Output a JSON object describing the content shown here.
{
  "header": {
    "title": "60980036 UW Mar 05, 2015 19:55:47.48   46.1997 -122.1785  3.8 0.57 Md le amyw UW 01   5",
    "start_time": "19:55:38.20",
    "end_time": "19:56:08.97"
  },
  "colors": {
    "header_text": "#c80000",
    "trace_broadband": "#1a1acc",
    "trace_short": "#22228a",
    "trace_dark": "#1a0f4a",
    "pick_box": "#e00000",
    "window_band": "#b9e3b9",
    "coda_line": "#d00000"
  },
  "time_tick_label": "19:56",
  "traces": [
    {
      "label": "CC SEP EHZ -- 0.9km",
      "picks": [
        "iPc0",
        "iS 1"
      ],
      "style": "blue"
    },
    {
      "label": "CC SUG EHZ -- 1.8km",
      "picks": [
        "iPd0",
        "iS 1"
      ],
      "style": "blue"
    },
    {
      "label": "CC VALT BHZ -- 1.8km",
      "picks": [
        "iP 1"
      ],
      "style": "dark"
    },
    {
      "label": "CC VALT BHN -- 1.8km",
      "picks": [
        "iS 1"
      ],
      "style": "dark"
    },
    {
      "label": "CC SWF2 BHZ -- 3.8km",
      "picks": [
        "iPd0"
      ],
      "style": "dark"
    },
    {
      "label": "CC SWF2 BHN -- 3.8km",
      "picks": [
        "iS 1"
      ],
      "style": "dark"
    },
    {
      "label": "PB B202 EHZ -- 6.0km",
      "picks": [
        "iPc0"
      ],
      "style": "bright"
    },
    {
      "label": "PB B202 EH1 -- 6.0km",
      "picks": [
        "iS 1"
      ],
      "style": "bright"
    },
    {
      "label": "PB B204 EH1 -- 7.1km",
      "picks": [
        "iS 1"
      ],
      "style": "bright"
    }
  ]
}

**Task instructions**
Go through the material and select each line with the string "VALT" in it.

**Result**
      "label": "CC VALT BHZ -- 1.8km",
      "label": "CC VALT BHN -- 1.8km",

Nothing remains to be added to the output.